* _Material supplied_

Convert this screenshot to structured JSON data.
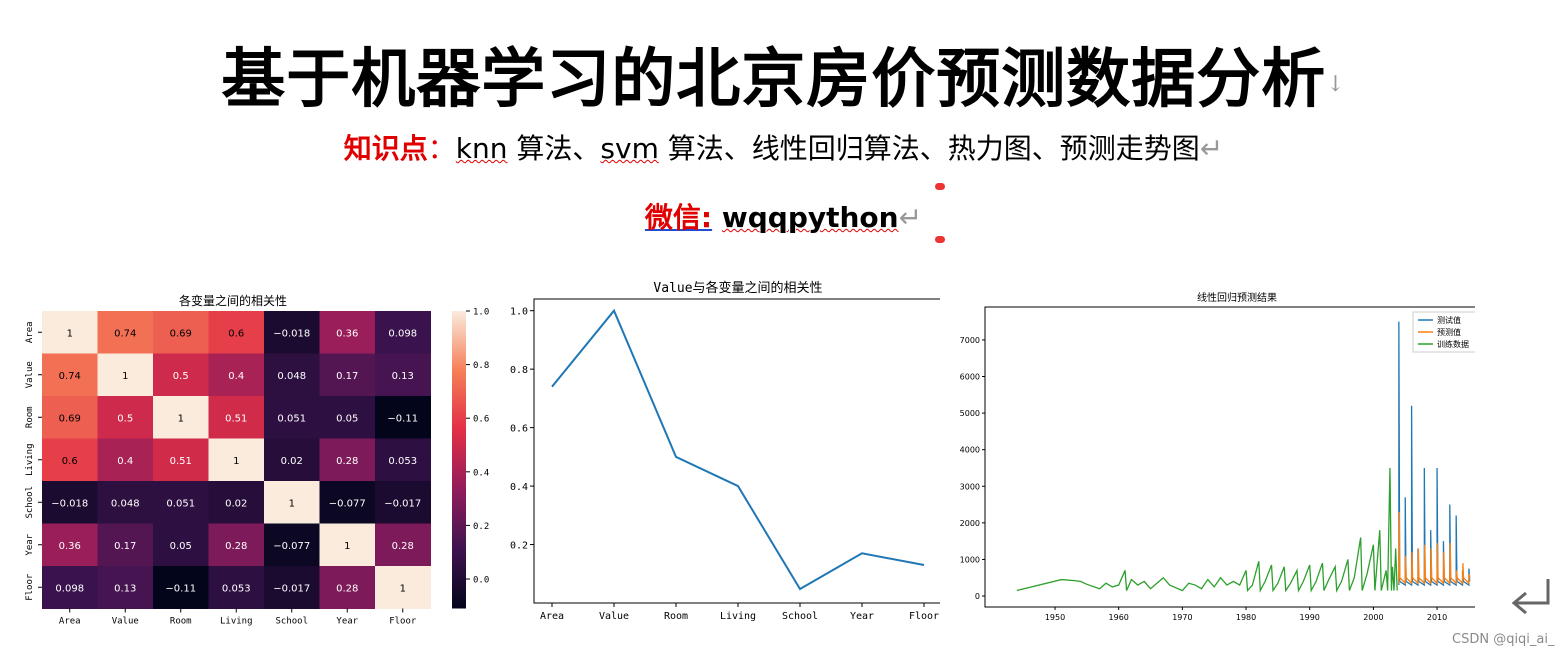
{
  "header": {
    "title": "基于机器学习的北京房价预测数据分析",
    "knowledge_label": "知识点",
    "knowledge_sep": "：",
    "knowledge_knn": "knn",
    "knowledge_a": " 算法、",
    "knowledge_svm": "svm",
    "knowledge_b": " 算法、线性回归算法、热力图、预测走势图",
    "wechat_label": "微信:",
    "wechat_id": "wqqpython"
  },
  "watermark": "CSDN @qiqi_ai_",
  "colors": {
    "line_blue": "#1f77b4",
    "line_orange": "#ff7f0e",
    "line_green": "#2ca02c",
    "title_red": "#e00000"
  },
  "chart_data": [
    {
      "type": "heatmap",
      "title": "各变量之间的相关性",
      "categories": [
        "Area",
        "Value",
        "Room",
        "Living",
        "School",
        "Year",
        "Floor"
      ],
      "values": [
        [
          1,
          0.74,
          0.69,
          0.6,
          -0.018,
          0.36,
          0.098
        ],
        [
          0.74,
          1,
          0.5,
          0.4,
          0.048,
          0.17,
          0.13
        ],
        [
          0.69,
          0.5,
          1,
          0.51,
          0.051,
          0.05,
          -0.11
        ],
        [
          0.6,
          0.4,
          0.51,
          1,
          0.02,
          0.28,
          0.053
        ],
        [
          -0.018,
          0.048,
          0.051,
          0.02,
          1,
          -0.077,
          -0.017
        ],
        [
          0.36,
          0.17,
          0.05,
          0.28,
          -0.077,
          1,
          0.28
        ],
        [
          0.098,
          0.13,
          -0.11,
          0.053,
          -0.017,
          0.28,
          1
        ]
      ],
      "labels": [
        [
          "1",
          "0.74",
          "0.69",
          "0.6",
          "−0.018",
          "0.36",
          "0.098"
        ],
        [
          "0.74",
          "1",
          "0.5",
          "0.4",
          "0.048",
          "0.17",
          "0.13"
        ],
        [
          "0.69",
          "0.5",
          "1",
          "0.51",
          "0.051",
          "0.05",
          "−0.11"
        ],
        [
          "0.6",
          "0.4",
          "0.51",
          "1",
          "0.02",
          "0.28",
          "0.053"
        ],
        [
          "−0.018",
          "0.048",
          "0.051",
          "0.02",
          "1",
          "−0.077",
          "−0.017"
        ],
        [
          "0.36",
          "0.17",
          "0.05",
          "0.28",
          "−0.077",
          "1",
          "0.28"
        ],
        [
          "0.098",
          "0.13",
          "−0.11",
          "0.053",
          "−0.017",
          "0.28",
          "1"
        ]
      ],
      "colorbar_ticks": [
        "1.0",
        "0.8",
        "0.6",
        "0.4",
        "0.2",
        "0.0"
      ],
      "colorbar_range": [
        -0.11,
        1.0
      ]
    },
    {
      "type": "line",
      "title": "Value与各变量之间的相关性",
      "categories": [
        "Area",
        "Value",
        "Room",
        "Living",
        "School",
        "Year",
        "Floor"
      ],
      "values": [
        0.74,
        1.0,
        0.5,
        0.4,
        0.048,
        0.17,
        0.13
      ],
      "ylim": [
        0.0,
        1.04
      ],
      "yticks": [
        "0.2",
        "0.4",
        "0.6",
        "0.8",
        "1.0"
      ]
    },
    {
      "type": "line",
      "title": "线性回归预测结果",
      "xlim": [
        1939,
        2018
      ],
      "ylim": [
        -300,
        7900
      ],
      "xticks": [
        "1950",
        "1960",
        "1970",
        "1980",
        "1990",
        "2000",
        "2010"
      ],
      "yticks": [
        "0",
        "1000",
        "2000",
        "3000",
        "4000",
        "5000",
        "6000",
        "7000"
      ],
      "legend_position": "top-right",
      "series": [
        {
          "name": "测试值"
        },
        {
          "name": "预测值"
        },
        {
          "name": "训练数据"
        }
      ],
      "spikes_test": [
        [
          2004,
          7500
        ],
        [
          2005,
          2700
        ],
        [
          2006,
          5200
        ],
        [
          2007,
          1300
        ],
        [
          2008,
          3500
        ],
        [
          2009,
          1800
        ],
        [
          2010,
          3500
        ],
        [
          2011,
          1500
        ],
        [
          2012,
          2500
        ],
        [
          2013,
          2200
        ],
        [
          2014,
          700
        ],
        [
          2015,
          750
        ]
      ],
      "spikes_pred": [
        [
          2004,
          2300
        ],
        [
          2005,
          1100
        ],
        [
          2006,
          1200
        ],
        [
          2007,
          1300
        ],
        [
          2008,
          1400
        ],
        [
          2009,
          1300
        ],
        [
          2010,
          1450
        ],
        [
          2011,
          1200
        ],
        [
          2012,
          1450
        ],
        [
          2013,
          700
        ],
        [
          2014,
          900
        ],
        [
          2015,
          600
        ]
      ],
      "train_points": [
        [
          1944,
          150
        ],
        [
          1951,
          450
        ],
        [
          1953,
          420
        ],
        [
          1954,
          400
        ],
        [
          1955,
          320
        ],
        [
          1957,
          200
        ],
        [
          1958,
          350
        ],
        [
          1959,
          250
        ],
        [
          1960,
          300
        ],
        [
          1961,
          700
        ],
        [
          1962,
          450
        ],
        [
          1963,
          300
        ],
        [
          1964,
          400
        ],
        [
          1965,
          200
        ],
        [
          1966,
          350
        ],
        [
          1967,
          500
        ],
        [
          1968,
          300
        ],
        [
          1970,
          150
        ],
        [
          1971,
          350
        ],
        [
          1972,
          300
        ],
        [
          1973,
          200
        ],
        [
          1974,
          450
        ],
        [
          1975,
          250
        ],
        [
          1976,
          500
        ],
        [
          1977,
          300
        ],
        [
          1978,
          400
        ],
        [
          1979,
          300
        ],
        [
          1980,
          700
        ],
        [
          1981,
          300
        ],
        [
          1982,
          950
        ],
        [
          1983,
          400
        ],
        [
          1984,
          850
        ],
        [
          1985,
          350
        ],
        [
          1986,
          800
        ],
        [
          1987,
          350
        ],
        [
          1988,
          700
        ],
        [
          1989,
          400
        ],
        [
          1990,
          850
        ],
        [
          1991,
          400
        ],
        [
          1992,
          900
        ],
        [
          1993,
          450
        ],
        [
          1994,
          800
        ],
        [
          1995,
          400
        ],
        [
          1996,
          1000
        ],
        [
          1997,
          500
        ],
        [
          1998,
          1600
        ],
        [
          1999,
          600
        ],
        [
          2000,
          1400
        ],
        [
          2001,
          1800
        ],
        [
          2002,
          700
        ],
        [
          2002.6,
          3500
        ],
        [
          2003,
          800
        ],
        [
          2003.5,
          1300
        ]
      ]
    }
  ]
}
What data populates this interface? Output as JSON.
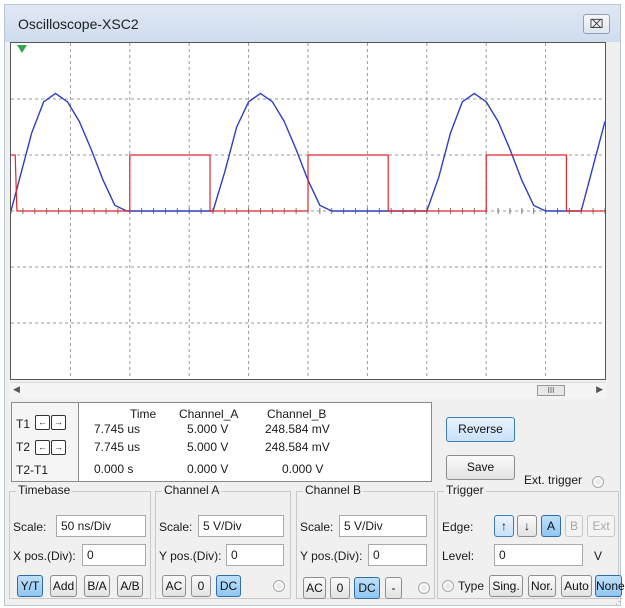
{
  "window": {
    "title": "Oscilloscope-XSC2",
    "close_label": "⌧"
  },
  "colors": {
    "channel_a": "#2e3fc0",
    "channel_b": "#e0252a",
    "accent": "#3c7fb1"
  },
  "screen": {
    "grid": true,
    "grid_divisions": {
      "x": 10,
      "y": 6
    },
    "trigger_marker_color": "#33a34d"
  },
  "chart_data": {
    "type": "line",
    "xlabel": "",
    "ylabel": "",
    "xlim": [
      0,
      10
    ],
    "ylim": [
      -3,
      3
    ],
    "grid": true,
    "series": [
      {
        "color": "#2e3fc0",
        "x": [
          0.0,
          0.15,
          0.35,
          0.55,
          0.75,
          0.95,
          1.15,
          1.35,
          1.55,
          1.75,
          1.95,
          2.15,
          2.3,
          2.45,
          2.6,
          2.75,
          2.9,
          3.05,
          3.2,
          3.4,
          3.6,
          3.8,
          4.0,
          4.2,
          4.4,
          4.6,
          4.8,
          5.0,
          5.2,
          5.4,
          5.6,
          5.8,
          6.0,
          6.2,
          6.4,
          6.6,
          6.8,
          7.0,
          7.2,
          7.4,
          7.6,
          7.8,
          8.0,
          8.2,
          8.4,
          8.6,
          8.8,
          9.0,
          9.2,
          9.4,
          9.6,
          9.8,
          10.0
        ],
        "y": [
          0.0,
          0.6,
          1.4,
          1.95,
          2.1,
          1.95,
          1.6,
          1.1,
          0.55,
          0.1,
          0.0,
          0.0,
          0.0,
          0.0,
          0.0,
          0.0,
          0.0,
          0.0,
          0.0,
          0.0,
          0.7,
          1.5,
          1.95,
          2.1,
          1.95,
          1.6,
          1.1,
          0.55,
          0.1,
          0.0,
          0.0,
          0.0,
          0.0,
          0.0,
          0.0,
          0.0,
          0.0,
          0.0,
          0.6,
          1.4,
          1.95,
          2.1,
          1.95,
          1.6,
          1.1,
          0.55,
          0.1,
          0.0,
          0.0,
          0.0,
          0.0,
          0.8,
          1.6
        ]
      },
      {
        "color": "#e0252a",
        "x": [
          0.0,
          0.07,
          0.1,
          2.0,
          2.0,
          3.35,
          3.35,
          5.0,
          5.0,
          6.35,
          6.35,
          8.0,
          8.0,
          9.35,
          9.35,
          10.0
        ],
        "y": [
          1.0,
          1.0,
          0.0,
          0.0,
          1.0,
          1.0,
          0.0,
          0.0,
          1.0,
          1.0,
          0.0,
          0.0,
          1.0,
          1.0,
          0.0,
          0.0
        ]
      }
    ]
  },
  "cursors": {
    "t1_label": "T1",
    "t2_label": "T2",
    "t2t1_label": "T2-T1",
    "left_arrow": "←",
    "right_arrow": "→",
    "headers": {
      "time": "Time",
      "channel_a": "Channel_A",
      "channel_b": "Channel_B"
    },
    "rows": [
      {
        "time": "7.745 us",
        "channel_a": "5.000 V",
        "channel_b": "248.584 mV"
      },
      {
        "time": "7.745 us",
        "channel_a": "5.000 V",
        "channel_b": "248.584 mV"
      },
      {
        "time": "0.000 s",
        "channel_a": "0.000 V",
        "channel_b": "0.000 V"
      }
    ]
  },
  "buttons": {
    "reverse": "Reverse",
    "save": "Save",
    "ext_trigger": "Ext. trigger"
  },
  "scrollbar": {
    "left": "◀",
    "right": "▶",
    "thumb": "III"
  },
  "timebase": {
    "title": "Timebase",
    "scale_label": "Scale:",
    "scale_value": "50 ns/Div",
    "xpos_label": "X pos.(Div):",
    "xpos_value": "0",
    "modes": [
      "Y/T",
      "Add",
      "B/A",
      "A/B"
    ]
  },
  "channel_a": {
    "title": "Channel A",
    "scale_label": "Scale:",
    "scale_value": "5  V/Div",
    "ypos_label": "Y pos.(Div):",
    "ypos_value": "0",
    "coupling": [
      "AC",
      "0",
      "DC"
    ]
  },
  "channel_b": {
    "title": "Channel B",
    "scale_label": "Scale:",
    "scale_value": "5  V/Div",
    "ypos_label": "Y pos.(Div):",
    "ypos_value": "0",
    "coupling": [
      "AC",
      "0",
      "DC",
      "-"
    ]
  },
  "trigger": {
    "title": "Trigger",
    "edge_label": "Edge:",
    "rising": "↑",
    "falling": "↓",
    "sources": [
      "A",
      "B",
      "Ext"
    ],
    "level_label": "Level:",
    "level_value": "0",
    "level_unit": "V",
    "type_label": "Type",
    "types": [
      "Sing.",
      "Nor.",
      "Auto",
      "None"
    ]
  }
}
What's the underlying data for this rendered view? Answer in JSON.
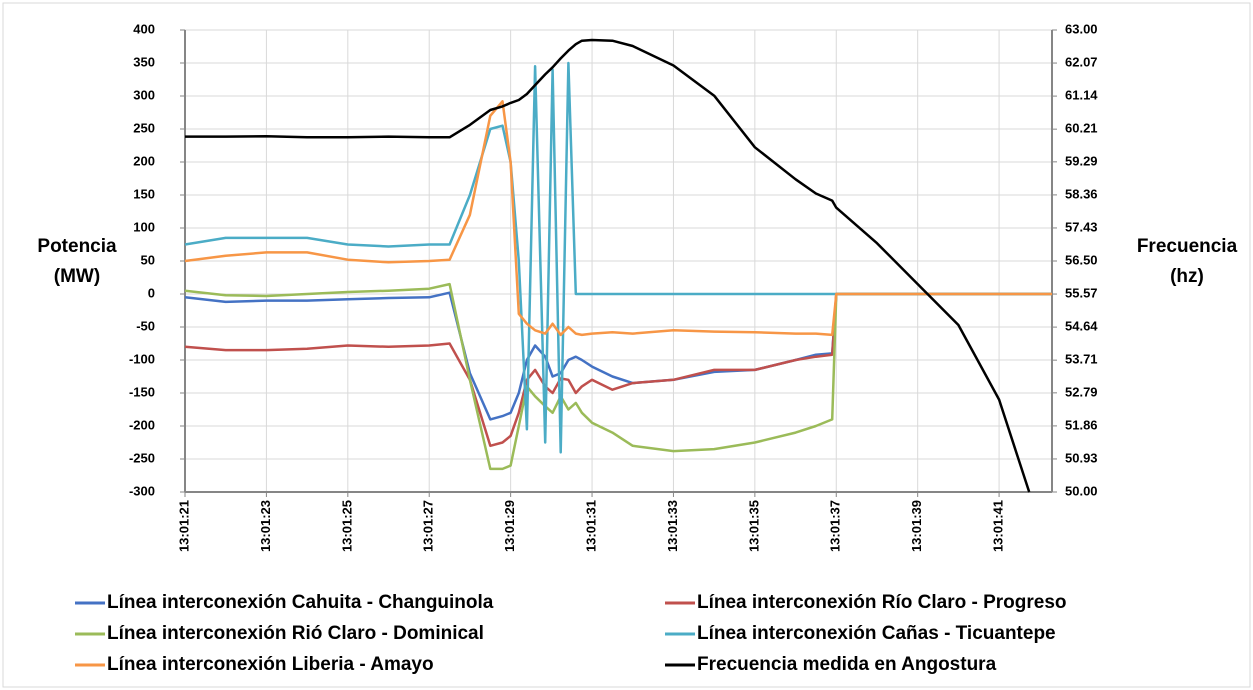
{
  "chart_data": {
    "type": "line",
    "y_label": "Potencia (MW)",
    "y2_label": "Frecuencia (hz)",
    "x": [
      "13:01:21",
      "13:01:22",
      "13:01:23",
      "13:01:24",
      "13:01:25",
      "13:01:26",
      "13:01:27",
      "13:01:27.5",
      "13:01:28",
      "13:01:28.5",
      "13:01:28.8",
      "13:01:29",
      "13:01:29.2",
      "13:01:29.4",
      "13:01:29.6",
      "13:01:29.85",
      "13:01:30.03",
      "13:01:30.23",
      "13:01:30.42",
      "13:01:30.6",
      "13:01:30.75",
      "13:01:31",
      "13:01:31.5",
      "13:01:32",
      "13:01:33",
      "13:01:34",
      "13:01:35",
      "13:01:36",
      "13:01:36.5",
      "13:01:36.9",
      "13:01:37",
      "13:01:38",
      "13:01:39",
      "13:01:40",
      "13:01:41",
      "13:01:41.74",
      "13:01:42.3"
    ],
    "series": [
      {
        "name": "Línea interconexión Cahuita - Changuinola",
        "color": "#4472c4",
        "values": [
          -5,
          -12,
          -10,
          -10,
          -8,
          -6,
          -5,
          2,
          -120,
          -190,
          -185,
          -180,
          -150,
          -100,
          -78,
          -95,
          -125,
          -120,
          -100,
          -95,
          -100,
          -110,
          -125,
          -135,
          -130,
          -118,
          -115,
          -100,
          -92,
          -90,
          0,
          0,
          0,
          0,
          0,
          0,
          0
        ]
      },
      {
        "name": "Línea interconexión Río Claro - Progreso",
        "color": "#c0504d",
        "values": [
          -80,
          -85,
          -85,
          -83,
          -78,
          -80,
          -78,
          -75,
          -130,
          -230,
          -225,
          -215,
          -180,
          -130,
          -115,
          -140,
          -150,
          -128,
          -130,
          -150,
          -140,
          -130,
          -145,
          -135,
          -130,
          -115,
          -115,
          -100,
          -95,
          -92,
          0,
          0,
          0,
          0,
          0,
          0,
          0
        ]
      },
      {
        "name": "Línea interconexión Rió Claro - Dominical",
        "color": "#9bbb59",
        "values": [
          5,
          -2,
          -3,
          0,
          3,
          5,
          8,
          15,
          -130,
          -265,
          -265,
          -260,
          -200,
          -140,
          -155,
          -170,
          -180,
          -155,
          -175,
          -165,
          -180,
          -195,
          -210,
          -230,
          -238,
          -235,
          -225,
          -210,
          -200,
          -190,
          0,
          0,
          0,
          0,
          0,
          0,
          0
        ]
      },
      {
        "name": "Línea interconexión Cañas - Ticuantepe",
        "color": "#4bacc6",
        "values": [
          75,
          85,
          85,
          85,
          75,
          72,
          75,
          75,
          150,
          250,
          255,
          200,
          50,
          -205,
          345,
          -225,
          340,
          -240,
          350,
          0,
          0,
          0,
          0,
          0,
          0,
          0,
          0,
          0,
          0,
          0,
          0,
          0,
          0,
          0,
          0,
          0,
          0
        ]
      },
      {
        "name": "Línea interconexión Liberia - Amayo",
        "color": "#f79646",
        "values": [
          50,
          58,
          63,
          63,
          52,
          48,
          50,
          52,
          120,
          270,
          292,
          200,
          -30,
          -45,
          -55,
          -60,
          -45,
          -62,
          -50,
          -60,
          -62,
          -60,
          -58,
          -60,
          -55,
          -57,
          -58,
          -60,
          -60,
          -62,
          0,
          0,
          0,
          0,
          0,
          0,
          0
        ]
      },
      {
        "name": "Frecuencia medida en Angostura",
        "color": "#000000",
        "axis": "y2",
        "values": [
          60.0,
          60.0,
          60.01,
          59.98,
          59.98,
          60.0,
          59.98,
          59.98,
          60.33,
          60.75,
          60.85,
          60.95,
          61.03,
          61.2,
          61.45,
          61.75,
          61.95,
          62.2,
          62.42,
          62.6,
          62.7,
          62.72,
          62.7,
          62.55,
          62.0,
          61.15,
          59.7,
          58.8,
          58.4,
          58.2,
          58.0,
          57.0,
          55.85,
          54.7,
          52.6,
          50.0,
          null
        ]
      }
    ],
    "xlim": [
      "13:01:21",
      "13:01:42.3"
    ],
    "xticks": [
      "13:01:21",
      "13:01:23",
      "13:01:25",
      "13:01:27",
      "13:01:29",
      "13:01:31",
      "13:01:33",
      "13:01:35",
      "13:01:37",
      "13:01:39",
      "13:01:41"
    ],
    "ylim": [
      -300,
      400
    ],
    "yticks": [
      -300,
      -250,
      -200,
      -150,
      -100,
      -50,
      0,
      50,
      100,
      150,
      200,
      250,
      300,
      350,
      400
    ],
    "y2lim": [
      50,
      63
    ],
    "y2ticks": [
      {
        "value": 50,
        "label": "50.00"
      },
      {
        "value": 50.93,
        "label": "50.93"
      },
      {
        "value": 51.86,
        "label": "51.86"
      },
      {
        "value": 52.79,
        "label": "52.79"
      },
      {
        "value": 53.71,
        "label": "53.71"
      },
      {
        "value": 54.64,
        "label": "54.64"
      },
      {
        "value": 55.57,
        "label": "55.57"
      },
      {
        "value": 56.5,
        "label": "56.50"
      },
      {
        "value": 57.43,
        "label": "57.43"
      },
      {
        "value": 58.36,
        "label": "58.36"
      },
      {
        "value": 59.29,
        "label": "59.29"
      },
      {
        "value": 60.21,
        "label": "60.21"
      },
      {
        "value": 61.14,
        "label": "61.14"
      },
      {
        "value": 62.07,
        "label": "62.07"
      },
      {
        "value": 63,
        "label": "63.00"
      }
    ],
    "grid": true,
    "legend": "bottom"
  }
}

* _Requirements_
Count how many lines above contain the word "Línea". Reply with the number alone.

* _Final answer_
5